▶ [GOAL]:
Here are records with pictures in them. Copy all of them exactly and leave the pictures out.
..........
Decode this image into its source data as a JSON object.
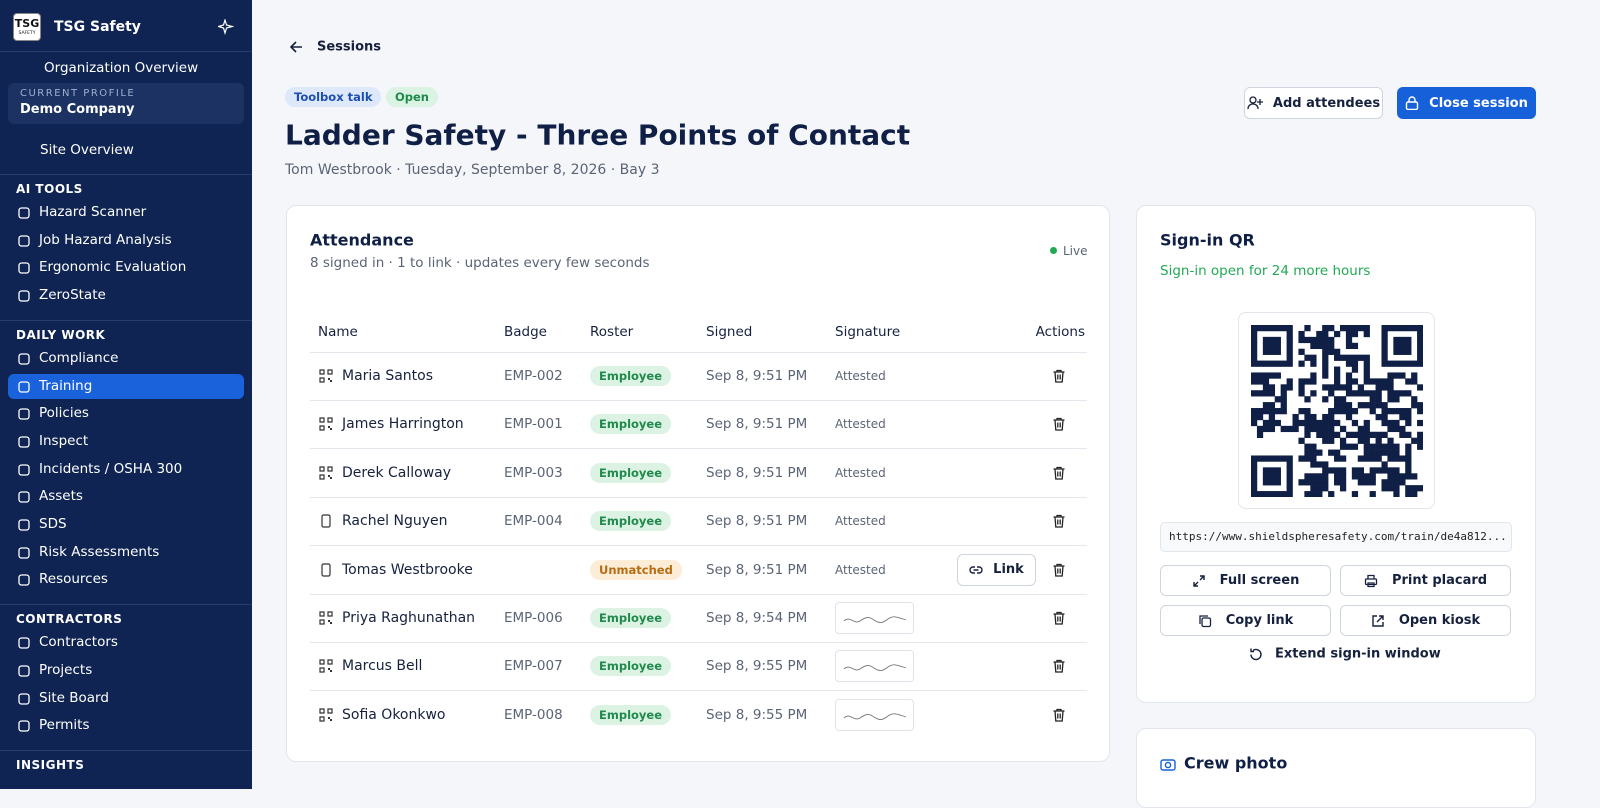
{
  "sidebar": {
    "logo": [
      "TSG",
      "SAFETY"
    ],
    "brand": "TSG Safety",
    "org_item": "Organization Overview",
    "profile": {
      "label": "CURRENT PROFILE",
      "name": "Demo Company"
    },
    "site_item": "Site Overview",
    "sections": [
      {
        "title": "AI TOOLS",
        "items": [
          {
            "label": "Hazard Scanner"
          },
          {
            "label": "Job Hazard Analysis"
          },
          {
            "label": "Ergonomic Evaluation"
          },
          {
            "label": "ZeroState"
          }
        ]
      },
      {
        "title": "DAILY WORK",
        "items": [
          {
            "label": "Compliance"
          },
          {
            "label": "Training",
            "active": true
          },
          {
            "label": "Policies"
          },
          {
            "label": "Inspect"
          },
          {
            "label": "Incidents / OSHA 300"
          },
          {
            "label": "Assets"
          },
          {
            "label": "SDS"
          },
          {
            "label": "Risk Assessments"
          },
          {
            "label": "Resources"
          }
        ]
      },
      {
        "title": "CONTRACTORS",
        "items": [
          {
            "label": "Contractors"
          },
          {
            "label": "Projects"
          },
          {
            "label": "Site Board"
          },
          {
            "label": "Permits"
          }
        ]
      },
      {
        "title": "INSIGHTS",
        "items": []
      }
    ]
  },
  "header": {
    "back": "Sessions",
    "tags": [
      "Toolbox talk",
      "Open"
    ],
    "title": "Ladder Safety - Three Points of Contact",
    "meta": "Tom Westbrook · Tuesday, September 8, 2026 · Bay 3",
    "actions": [
      "Add attendees",
      "Close session"
    ]
  },
  "attendance": {
    "title": "Attendance",
    "subtitle": "8 signed in · 1 to link · updates every few seconds",
    "live": "Live",
    "columns": [
      "Name",
      "Badge",
      "Roster",
      "Signed",
      "Signature",
      "Actions"
    ],
    "rows": [
      {
        "method": "qr",
        "name": "Maria Santos",
        "badge": "EMP-002",
        "roster": "Employee",
        "signed": "Sep 8, 9:51 PM",
        "signature": "Attested"
      },
      {
        "method": "qr",
        "name": "James Harrington",
        "badge": "EMP-001",
        "roster": "Employee",
        "signed": "Sep 8, 9:51 PM",
        "signature": "Attested"
      },
      {
        "method": "qr",
        "name": "Derek Calloway",
        "badge": "EMP-003",
        "roster": "Employee",
        "signed": "Sep 8, 9:51 PM",
        "signature": "Attested"
      },
      {
        "method": "phone",
        "name": "Rachel Nguyen",
        "badge": "EMP-004",
        "roster": "Employee",
        "signed": "Sep 8, 9:51 PM",
        "signature": "Attested"
      },
      {
        "method": "phone",
        "name": "Tomas Westbrooke",
        "roster": "Unmatched",
        "signed": "Sep 8, 9:51 PM",
        "signature": "Attested",
        "link_action": "Link"
      },
      {
        "method": "qr",
        "name": "Priya Raghunathan",
        "badge": "EMP-006",
        "roster": "Employee",
        "signed": "Sep 8, 9:54 PM"
      },
      {
        "method": "qr",
        "name": "Marcus Bell",
        "badge": "EMP-007",
        "roster": "Employee",
        "signed": "Sep 8, 9:55 PM"
      },
      {
        "method": "qr",
        "name": "Sofia Okonkwo",
        "badge": "EMP-008",
        "roster": "Employee",
        "signed": "Sep 8, 9:55 PM"
      }
    ]
  },
  "signin": {
    "title": "Sign-in QR",
    "status": "Sign-in open for 24 more hours",
    "url": "https://www.shieldspheresafety.com/train/de4a812...",
    "buttons": [
      "Full screen",
      "Print placard",
      "Copy link",
      "Open kiosk"
    ],
    "extend": "Extend sign-in window"
  },
  "crew_photo": {
    "title": "Crew photo"
  }
}
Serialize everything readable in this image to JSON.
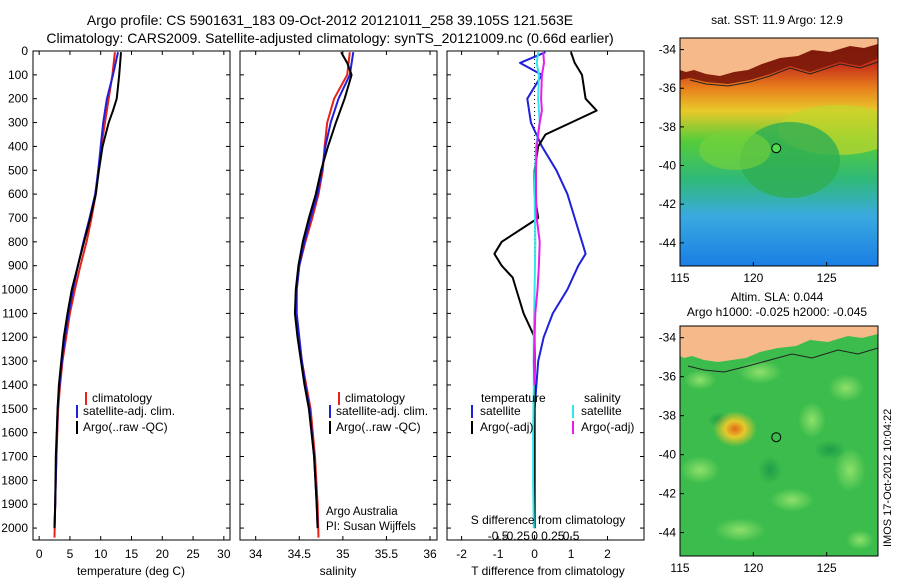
..........
▶ [EXERCISE RESULT]:
Decode this image into its source data as a JSON object.
{
  "sidebar": {
    "logo": [
      "TSG",
      "SAFETY"
    ],
    "brand": "TSG Safety",
    "org_item": "Organization Overview",
    "profile": {
      "label": "CURRENT PROFILE",
      "name": "Demo Company"
    },
    "site_item": "Site Overview",
    "sections": [
      {
        "title": "AI TOOLS",
        "items": [
          {
            "label": "Hazard Scanner"
          },
          {
            "label": "Job Hazard Analysis"
          },
          {
            "label": "Ergonomic Evaluation"
          },
          {
            "label": "ZeroState"
          }
        ]
      },
      {
        "title": "DAILY WORK",
        "items": [
          {
            "label": "Compliance"
          },
          {
            "label": "Training",
            "active": true
          },
          {
            "label": "Policies"
          },
          {
            "label": "Inspect"
          },
          {
            "label": "Incidents / OSHA 300"
          },
          {
            "label": "Assets"
          },
          {
            "label": "SDS"
          },
          {
            "label": "Risk Assessments"
          },
          {
            "label": "Resources"
          }
        ]
      },
      {
        "title": "CONTRACTORS",
        "items": [
          {
            "label": "Contractors"
          },
          {
            "label": "Projects"
          },
          {
            "label": "Site Board"
          },
          {
            "label": "Permits"
          }
        ]
      },
      {
        "title": "INSIGHTS",
        "items": []
      }
    ]
  },
  "header": {
    "back": "Sessions",
    "tags": [
      "Toolbox talk",
      "Open"
    ],
    "title": "Ladder Safety - Three Points of Contact",
    "meta": "Tom Westbrook · Tuesday, September 8, 2026 · Bay 3",
    "actions": [
      "Add attendees",
      "Close session"
    ]
  },
  "attendance": {
    "title": "Attendance",
    "subtitle": "8 signed in · 1 to link · updates every few seconds",
    "live": "Live",
    "columns": [
      "Name",
      "Badge",
      "Roster",
      "Signed",
      "Signature",
      "Actions"
    ],
    "rows": [
      {
        "method": "qr",
        "name": "Maria Santos",
        "badge": "EMP-002",
        "roster": "Employee",
        "signed": "Sep 8, 9:51 PM",
        "signature": "Attested"
      },
      {
        "method": "qr",
        "name": "James Harrington",
        "badge": "EMP-001",
        "roster": "Employee",
        "signed": "Sep 8, 9:51 PM",
        "signature": "Attested"
      },
      {
        "method": "qr",
        "name": "Derek Calloway",
        "badge": "EMP-003",
        "roster": "Employee",
        "signed": "Sep 8, 9:51 PM",
        "signature": "Attested"
      },
      {
        "method": "phone",
        "name": "Rachel Nguyen",
        "badge": "EMP-004",
        "roster": "Employee",
        "signed": "Sep 8, 9:51 PM",
        "signature": "Attested"
      },
      {
        "method": "phone",
        "name": "Tomas Westbrooke",
        "roster": "Unmatched",
        "signed": "Sep 8, 9:51 PM",
        "signature": "Attested",
        "link_action": "Link"
      },
      {
        "method": "qr",
        "name": "Priya Raghunathan",
        "badge": "EMP-006",
        "roster": "Employee",
        "signed": "Sep 8, 9:54 PM"
      },
      {
        "method": "qr",
        "name": "Marcus Bell",
        "badge": "EMP-007",
        "roster": "Employee",
        "signed": "Sep 8, 9:55 PM"
      },
      {
        "method": "qr",
        "name": "Sofia Okonkwo",
        "badge": "EMP-008",
        "roster": "Employee",
        "signed": "Sep 8, 9:55 PM"
      }
    ]
  },
  "signin": {
    "title": "Sign-in QR",
    "status": "Sign-in open for 24 more hours",
    "url": "https://www.shieldspheresafety.com/train/de4a812...",
    "buttons": [
      "Full screen",
      "Print placard",
      "Copy link",
      "Open kiosk"
    ],
    "extend": "Extend sign-in window"
  },
  "crew_photo": {
    "title": "Crew photo"
  }
}
Serialize everything readable in this image to JSON.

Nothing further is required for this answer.